◆ Listed records:
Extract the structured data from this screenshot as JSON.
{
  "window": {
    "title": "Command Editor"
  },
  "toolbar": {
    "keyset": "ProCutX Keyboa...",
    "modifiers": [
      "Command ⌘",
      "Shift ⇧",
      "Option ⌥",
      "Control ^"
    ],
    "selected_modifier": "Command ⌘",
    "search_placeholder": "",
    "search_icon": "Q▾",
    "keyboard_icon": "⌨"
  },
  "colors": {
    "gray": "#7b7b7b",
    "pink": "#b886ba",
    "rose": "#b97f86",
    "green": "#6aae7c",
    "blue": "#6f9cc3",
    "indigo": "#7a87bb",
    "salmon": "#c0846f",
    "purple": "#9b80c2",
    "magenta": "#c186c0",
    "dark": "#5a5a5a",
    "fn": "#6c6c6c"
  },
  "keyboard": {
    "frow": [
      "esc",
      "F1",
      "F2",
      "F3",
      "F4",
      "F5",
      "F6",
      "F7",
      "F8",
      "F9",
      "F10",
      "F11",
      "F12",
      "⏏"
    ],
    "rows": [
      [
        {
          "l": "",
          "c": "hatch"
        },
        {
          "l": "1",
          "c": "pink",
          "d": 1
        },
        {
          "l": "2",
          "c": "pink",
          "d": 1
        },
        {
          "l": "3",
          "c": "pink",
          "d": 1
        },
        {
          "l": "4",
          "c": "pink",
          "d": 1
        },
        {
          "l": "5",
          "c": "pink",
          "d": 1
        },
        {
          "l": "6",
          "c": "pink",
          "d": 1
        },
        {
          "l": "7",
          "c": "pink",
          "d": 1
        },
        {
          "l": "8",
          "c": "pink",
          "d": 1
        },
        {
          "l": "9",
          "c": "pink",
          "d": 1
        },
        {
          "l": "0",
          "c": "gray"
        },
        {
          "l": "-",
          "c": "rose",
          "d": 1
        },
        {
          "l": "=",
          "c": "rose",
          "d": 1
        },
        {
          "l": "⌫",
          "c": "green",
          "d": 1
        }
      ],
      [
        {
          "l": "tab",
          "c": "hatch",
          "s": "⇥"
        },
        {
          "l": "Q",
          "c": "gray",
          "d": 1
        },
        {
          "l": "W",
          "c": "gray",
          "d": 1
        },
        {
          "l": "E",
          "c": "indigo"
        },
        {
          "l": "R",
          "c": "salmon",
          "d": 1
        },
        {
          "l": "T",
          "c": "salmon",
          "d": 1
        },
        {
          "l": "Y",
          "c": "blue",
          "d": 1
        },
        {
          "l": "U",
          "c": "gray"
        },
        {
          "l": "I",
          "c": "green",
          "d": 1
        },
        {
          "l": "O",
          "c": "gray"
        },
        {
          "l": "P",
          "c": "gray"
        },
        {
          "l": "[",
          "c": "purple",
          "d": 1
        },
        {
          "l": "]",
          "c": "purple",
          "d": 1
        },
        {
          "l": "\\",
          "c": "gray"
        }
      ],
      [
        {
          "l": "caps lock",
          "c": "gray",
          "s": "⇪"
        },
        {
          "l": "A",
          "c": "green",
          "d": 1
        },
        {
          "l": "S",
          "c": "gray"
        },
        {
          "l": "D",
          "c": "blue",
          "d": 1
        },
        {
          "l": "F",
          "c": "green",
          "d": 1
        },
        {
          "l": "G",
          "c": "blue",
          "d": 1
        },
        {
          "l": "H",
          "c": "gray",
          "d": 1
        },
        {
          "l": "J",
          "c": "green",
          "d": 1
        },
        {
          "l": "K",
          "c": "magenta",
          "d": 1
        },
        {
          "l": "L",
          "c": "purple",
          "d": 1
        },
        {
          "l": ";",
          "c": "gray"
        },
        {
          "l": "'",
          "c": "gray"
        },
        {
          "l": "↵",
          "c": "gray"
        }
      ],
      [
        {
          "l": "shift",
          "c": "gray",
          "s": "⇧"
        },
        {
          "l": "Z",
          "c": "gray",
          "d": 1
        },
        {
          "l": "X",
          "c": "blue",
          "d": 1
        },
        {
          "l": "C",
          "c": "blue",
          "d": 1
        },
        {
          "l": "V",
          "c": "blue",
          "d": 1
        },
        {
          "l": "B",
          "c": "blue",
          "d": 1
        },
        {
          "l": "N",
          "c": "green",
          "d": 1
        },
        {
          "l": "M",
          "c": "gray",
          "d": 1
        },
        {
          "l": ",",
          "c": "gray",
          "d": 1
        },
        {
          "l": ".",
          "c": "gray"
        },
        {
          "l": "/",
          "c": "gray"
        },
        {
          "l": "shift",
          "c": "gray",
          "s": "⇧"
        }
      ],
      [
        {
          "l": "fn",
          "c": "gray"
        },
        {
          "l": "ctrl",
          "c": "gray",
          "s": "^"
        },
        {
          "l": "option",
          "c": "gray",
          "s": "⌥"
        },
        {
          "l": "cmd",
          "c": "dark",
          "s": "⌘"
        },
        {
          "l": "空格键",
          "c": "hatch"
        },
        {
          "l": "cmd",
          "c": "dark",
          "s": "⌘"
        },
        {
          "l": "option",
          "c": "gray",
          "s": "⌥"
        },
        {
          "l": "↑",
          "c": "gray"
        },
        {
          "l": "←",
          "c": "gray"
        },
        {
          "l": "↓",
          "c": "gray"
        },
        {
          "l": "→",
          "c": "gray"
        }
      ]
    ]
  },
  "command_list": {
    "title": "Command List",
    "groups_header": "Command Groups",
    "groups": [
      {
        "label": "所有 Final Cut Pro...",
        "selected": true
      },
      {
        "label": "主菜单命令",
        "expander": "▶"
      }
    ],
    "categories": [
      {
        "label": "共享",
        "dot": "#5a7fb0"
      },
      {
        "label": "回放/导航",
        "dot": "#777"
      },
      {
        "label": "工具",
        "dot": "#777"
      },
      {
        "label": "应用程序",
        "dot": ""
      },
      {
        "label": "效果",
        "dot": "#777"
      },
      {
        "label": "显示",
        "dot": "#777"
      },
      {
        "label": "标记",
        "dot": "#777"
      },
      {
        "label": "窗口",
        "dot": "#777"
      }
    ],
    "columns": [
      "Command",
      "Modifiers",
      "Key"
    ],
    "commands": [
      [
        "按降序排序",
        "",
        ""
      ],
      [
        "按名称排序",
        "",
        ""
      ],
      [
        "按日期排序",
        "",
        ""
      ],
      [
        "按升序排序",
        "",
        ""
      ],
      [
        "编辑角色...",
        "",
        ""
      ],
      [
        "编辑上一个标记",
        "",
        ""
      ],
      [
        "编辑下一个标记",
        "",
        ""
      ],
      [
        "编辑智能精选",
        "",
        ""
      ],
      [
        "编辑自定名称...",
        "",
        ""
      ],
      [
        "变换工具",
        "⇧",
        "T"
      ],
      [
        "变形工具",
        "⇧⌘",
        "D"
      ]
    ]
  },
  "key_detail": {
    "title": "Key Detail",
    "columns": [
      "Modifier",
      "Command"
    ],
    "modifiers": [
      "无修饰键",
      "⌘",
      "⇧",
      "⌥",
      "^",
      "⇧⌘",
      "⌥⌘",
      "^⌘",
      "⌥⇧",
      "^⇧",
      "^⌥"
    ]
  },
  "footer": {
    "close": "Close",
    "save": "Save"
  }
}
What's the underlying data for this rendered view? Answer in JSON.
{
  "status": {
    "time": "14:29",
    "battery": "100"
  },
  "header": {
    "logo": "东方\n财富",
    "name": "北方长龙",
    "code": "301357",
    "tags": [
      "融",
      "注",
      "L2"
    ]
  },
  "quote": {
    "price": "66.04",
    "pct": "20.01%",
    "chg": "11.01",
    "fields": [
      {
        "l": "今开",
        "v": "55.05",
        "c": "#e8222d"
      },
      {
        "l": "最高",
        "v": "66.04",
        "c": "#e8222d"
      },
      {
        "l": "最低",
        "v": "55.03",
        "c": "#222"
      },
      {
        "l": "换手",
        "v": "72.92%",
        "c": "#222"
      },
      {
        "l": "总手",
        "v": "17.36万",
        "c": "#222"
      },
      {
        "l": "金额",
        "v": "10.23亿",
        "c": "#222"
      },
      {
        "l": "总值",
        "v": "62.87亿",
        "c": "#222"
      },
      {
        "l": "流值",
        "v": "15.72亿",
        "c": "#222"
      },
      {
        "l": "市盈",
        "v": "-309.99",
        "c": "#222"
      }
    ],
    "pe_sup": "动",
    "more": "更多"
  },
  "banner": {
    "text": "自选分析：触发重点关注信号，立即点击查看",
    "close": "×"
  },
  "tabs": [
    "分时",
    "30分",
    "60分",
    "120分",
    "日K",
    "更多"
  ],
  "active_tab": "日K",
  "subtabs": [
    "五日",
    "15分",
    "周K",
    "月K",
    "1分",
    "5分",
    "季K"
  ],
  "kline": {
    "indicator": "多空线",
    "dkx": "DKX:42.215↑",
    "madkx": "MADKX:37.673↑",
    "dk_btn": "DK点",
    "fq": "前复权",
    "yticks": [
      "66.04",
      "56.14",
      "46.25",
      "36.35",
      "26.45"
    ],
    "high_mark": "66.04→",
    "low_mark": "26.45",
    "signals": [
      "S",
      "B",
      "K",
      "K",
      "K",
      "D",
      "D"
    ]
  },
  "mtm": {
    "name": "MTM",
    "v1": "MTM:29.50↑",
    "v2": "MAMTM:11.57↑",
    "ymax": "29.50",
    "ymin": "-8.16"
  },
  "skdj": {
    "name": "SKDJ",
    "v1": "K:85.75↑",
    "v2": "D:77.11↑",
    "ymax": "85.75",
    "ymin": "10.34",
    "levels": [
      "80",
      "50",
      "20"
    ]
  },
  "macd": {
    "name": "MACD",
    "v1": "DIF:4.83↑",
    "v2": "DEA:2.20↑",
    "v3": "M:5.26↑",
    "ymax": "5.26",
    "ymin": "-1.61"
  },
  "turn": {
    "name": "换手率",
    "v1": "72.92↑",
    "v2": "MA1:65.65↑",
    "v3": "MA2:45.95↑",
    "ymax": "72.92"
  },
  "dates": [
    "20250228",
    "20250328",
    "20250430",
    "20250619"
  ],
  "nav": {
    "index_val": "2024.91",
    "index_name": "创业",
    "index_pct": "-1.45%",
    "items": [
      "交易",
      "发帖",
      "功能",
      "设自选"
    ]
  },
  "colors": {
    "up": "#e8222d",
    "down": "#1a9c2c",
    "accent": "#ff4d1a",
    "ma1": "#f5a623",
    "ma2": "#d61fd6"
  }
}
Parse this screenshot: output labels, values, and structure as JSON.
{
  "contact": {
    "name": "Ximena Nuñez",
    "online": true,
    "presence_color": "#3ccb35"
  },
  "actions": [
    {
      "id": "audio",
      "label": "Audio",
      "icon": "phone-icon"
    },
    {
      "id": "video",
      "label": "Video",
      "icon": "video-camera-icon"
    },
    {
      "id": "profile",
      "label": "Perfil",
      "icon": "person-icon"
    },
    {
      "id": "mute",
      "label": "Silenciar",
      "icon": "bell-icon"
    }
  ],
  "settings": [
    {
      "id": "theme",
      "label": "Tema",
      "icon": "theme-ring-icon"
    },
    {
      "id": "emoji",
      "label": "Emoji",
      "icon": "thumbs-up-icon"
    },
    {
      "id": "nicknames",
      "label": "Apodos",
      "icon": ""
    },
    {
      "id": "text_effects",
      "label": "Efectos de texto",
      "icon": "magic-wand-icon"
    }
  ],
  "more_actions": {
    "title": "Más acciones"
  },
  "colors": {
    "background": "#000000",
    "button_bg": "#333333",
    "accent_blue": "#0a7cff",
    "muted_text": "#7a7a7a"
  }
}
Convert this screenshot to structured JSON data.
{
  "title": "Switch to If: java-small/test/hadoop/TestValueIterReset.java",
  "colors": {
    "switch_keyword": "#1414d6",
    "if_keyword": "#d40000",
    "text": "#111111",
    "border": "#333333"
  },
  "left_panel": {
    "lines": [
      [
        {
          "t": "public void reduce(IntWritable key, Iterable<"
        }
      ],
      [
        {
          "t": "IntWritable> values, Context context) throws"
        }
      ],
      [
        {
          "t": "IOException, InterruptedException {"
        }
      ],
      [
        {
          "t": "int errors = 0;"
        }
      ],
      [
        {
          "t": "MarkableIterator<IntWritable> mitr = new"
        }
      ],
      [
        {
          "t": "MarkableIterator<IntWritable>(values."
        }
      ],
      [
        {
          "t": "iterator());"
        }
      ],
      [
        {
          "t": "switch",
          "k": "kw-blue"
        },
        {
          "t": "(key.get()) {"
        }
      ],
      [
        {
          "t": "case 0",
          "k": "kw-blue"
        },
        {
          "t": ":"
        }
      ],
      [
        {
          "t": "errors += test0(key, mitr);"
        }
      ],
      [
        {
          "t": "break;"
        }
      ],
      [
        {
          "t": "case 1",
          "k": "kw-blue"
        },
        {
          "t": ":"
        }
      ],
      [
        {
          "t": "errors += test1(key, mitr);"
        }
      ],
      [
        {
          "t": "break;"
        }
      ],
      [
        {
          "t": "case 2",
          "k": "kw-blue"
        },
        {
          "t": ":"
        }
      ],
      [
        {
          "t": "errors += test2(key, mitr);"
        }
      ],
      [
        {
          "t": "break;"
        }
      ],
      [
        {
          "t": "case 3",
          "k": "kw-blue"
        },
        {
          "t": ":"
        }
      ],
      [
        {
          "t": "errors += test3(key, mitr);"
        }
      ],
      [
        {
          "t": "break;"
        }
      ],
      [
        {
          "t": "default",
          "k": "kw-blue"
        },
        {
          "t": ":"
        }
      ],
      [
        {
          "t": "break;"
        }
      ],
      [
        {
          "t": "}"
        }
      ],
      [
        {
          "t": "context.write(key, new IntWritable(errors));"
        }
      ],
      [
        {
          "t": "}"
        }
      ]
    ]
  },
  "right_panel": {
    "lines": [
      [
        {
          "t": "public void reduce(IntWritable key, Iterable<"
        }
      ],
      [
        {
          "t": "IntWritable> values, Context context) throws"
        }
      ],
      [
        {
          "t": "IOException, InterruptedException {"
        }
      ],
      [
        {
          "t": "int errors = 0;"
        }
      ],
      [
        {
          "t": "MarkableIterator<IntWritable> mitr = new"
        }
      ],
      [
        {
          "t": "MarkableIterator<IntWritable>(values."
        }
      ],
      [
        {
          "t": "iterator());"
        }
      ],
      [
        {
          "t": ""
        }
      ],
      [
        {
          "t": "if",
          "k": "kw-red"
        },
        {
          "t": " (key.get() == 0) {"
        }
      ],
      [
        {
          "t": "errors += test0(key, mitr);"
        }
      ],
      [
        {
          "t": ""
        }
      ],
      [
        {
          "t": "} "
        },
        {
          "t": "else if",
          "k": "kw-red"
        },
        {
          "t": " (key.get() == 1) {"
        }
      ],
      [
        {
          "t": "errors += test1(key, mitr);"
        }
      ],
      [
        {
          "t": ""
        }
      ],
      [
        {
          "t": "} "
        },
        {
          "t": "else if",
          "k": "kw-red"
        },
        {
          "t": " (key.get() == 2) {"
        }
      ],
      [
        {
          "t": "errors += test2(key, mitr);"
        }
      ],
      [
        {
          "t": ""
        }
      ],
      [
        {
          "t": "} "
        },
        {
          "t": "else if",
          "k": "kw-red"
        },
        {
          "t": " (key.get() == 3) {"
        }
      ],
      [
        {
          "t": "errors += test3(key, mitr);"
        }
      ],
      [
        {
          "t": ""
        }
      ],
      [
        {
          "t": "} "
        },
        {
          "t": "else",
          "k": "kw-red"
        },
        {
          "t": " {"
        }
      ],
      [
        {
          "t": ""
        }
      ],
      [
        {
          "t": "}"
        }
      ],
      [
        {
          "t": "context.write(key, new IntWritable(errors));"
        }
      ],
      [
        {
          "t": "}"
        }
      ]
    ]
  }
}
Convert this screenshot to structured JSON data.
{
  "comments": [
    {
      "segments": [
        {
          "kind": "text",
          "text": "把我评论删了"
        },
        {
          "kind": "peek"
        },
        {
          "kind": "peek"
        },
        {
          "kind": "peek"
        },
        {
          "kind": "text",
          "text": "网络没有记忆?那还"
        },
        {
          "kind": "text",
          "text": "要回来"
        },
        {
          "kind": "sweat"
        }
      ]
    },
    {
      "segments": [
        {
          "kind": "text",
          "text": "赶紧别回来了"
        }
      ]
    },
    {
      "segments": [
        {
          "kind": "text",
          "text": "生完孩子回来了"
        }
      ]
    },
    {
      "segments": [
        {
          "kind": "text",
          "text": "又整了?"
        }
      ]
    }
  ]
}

◆ Problem statement: Copy every line in the records above that contains the word "screenshot".

◆ Result for this exercise:
Extract the structured data from this screenshot as JSON.
Parse this screenshot: output labels, values, and structure as JSON.
Convert this screenshot to structured JSON data.
Convert this screenshot to structured JSON data.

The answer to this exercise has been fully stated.